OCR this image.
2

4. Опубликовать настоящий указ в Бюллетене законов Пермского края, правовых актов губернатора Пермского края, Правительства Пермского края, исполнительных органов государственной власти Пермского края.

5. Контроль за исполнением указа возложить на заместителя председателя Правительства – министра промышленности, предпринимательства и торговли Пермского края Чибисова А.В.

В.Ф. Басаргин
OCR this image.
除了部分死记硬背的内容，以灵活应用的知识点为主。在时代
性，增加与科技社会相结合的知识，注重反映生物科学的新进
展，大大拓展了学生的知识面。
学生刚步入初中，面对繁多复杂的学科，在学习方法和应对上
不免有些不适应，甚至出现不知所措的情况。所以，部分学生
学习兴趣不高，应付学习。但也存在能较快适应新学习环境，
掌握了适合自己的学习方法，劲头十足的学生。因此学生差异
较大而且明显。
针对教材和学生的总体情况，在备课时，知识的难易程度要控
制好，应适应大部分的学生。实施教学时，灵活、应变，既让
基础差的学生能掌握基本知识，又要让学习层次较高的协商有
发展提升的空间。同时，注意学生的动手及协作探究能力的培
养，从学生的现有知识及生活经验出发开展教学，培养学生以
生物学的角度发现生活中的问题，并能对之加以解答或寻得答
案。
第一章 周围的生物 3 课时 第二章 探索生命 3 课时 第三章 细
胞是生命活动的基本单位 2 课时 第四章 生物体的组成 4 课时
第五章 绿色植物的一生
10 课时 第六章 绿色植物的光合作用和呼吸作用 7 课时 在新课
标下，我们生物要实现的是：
※ ※ ※
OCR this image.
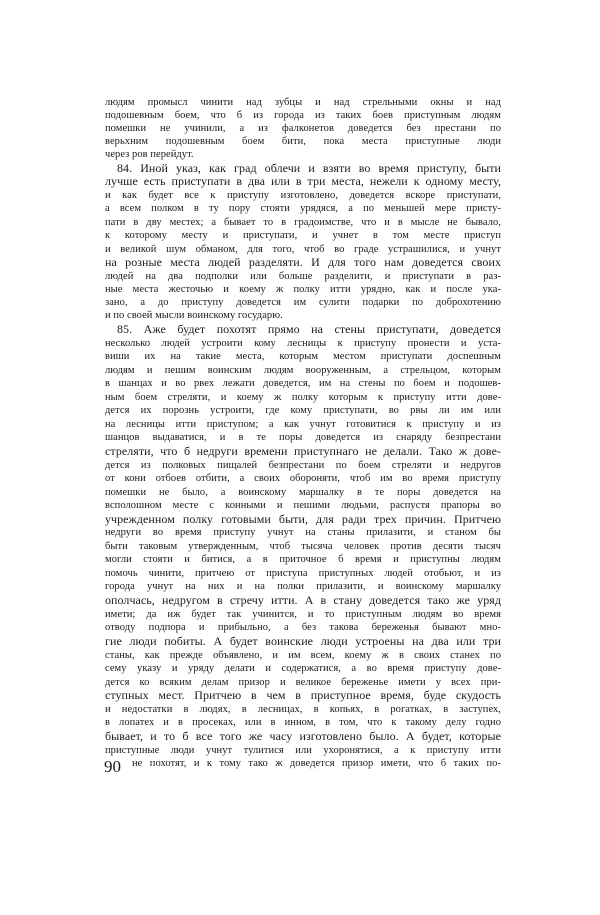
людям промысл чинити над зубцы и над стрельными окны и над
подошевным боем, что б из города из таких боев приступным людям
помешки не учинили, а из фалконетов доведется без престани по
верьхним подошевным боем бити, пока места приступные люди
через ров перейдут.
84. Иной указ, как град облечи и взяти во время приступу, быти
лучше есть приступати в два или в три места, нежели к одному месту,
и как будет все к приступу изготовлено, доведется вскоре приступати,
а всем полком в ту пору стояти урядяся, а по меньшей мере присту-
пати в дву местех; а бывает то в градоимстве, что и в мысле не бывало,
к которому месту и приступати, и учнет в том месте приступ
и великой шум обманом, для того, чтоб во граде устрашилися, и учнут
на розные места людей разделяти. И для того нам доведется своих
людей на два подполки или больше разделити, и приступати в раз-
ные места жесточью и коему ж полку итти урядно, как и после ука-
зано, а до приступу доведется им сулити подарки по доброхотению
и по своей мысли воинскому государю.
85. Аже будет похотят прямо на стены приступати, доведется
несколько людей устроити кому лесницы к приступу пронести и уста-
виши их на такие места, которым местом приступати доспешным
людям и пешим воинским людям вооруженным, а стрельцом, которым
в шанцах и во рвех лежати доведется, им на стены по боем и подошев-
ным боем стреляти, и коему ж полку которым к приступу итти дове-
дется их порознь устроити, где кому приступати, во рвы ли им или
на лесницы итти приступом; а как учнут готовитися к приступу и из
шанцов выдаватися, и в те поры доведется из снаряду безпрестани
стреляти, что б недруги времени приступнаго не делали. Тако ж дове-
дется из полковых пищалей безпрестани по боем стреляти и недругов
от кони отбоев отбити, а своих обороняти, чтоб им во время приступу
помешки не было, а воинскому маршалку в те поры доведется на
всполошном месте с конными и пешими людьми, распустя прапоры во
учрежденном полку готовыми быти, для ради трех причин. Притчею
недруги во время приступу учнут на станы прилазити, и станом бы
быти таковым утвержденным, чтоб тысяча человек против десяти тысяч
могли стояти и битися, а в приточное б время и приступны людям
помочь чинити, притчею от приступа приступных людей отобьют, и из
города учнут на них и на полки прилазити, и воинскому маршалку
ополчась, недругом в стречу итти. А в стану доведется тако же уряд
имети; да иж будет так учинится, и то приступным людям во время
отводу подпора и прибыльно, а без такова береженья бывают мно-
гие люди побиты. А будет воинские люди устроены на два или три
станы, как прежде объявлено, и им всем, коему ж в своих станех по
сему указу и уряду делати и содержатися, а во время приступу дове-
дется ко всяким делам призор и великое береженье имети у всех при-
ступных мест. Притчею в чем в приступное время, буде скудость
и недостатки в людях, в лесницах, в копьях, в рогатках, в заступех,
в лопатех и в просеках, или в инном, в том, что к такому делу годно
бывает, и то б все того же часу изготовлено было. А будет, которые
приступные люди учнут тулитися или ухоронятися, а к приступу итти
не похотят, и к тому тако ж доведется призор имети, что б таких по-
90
※ ※ ※
▸ Given problem:
Find each line holding the string "бывает" and copy it out.

▸ Complete output:
пати в дву местех; а бывает то в градоимстве, что и в мысле не бывало,
бывает, и то б все того же часу изготовлено было. А будет, которые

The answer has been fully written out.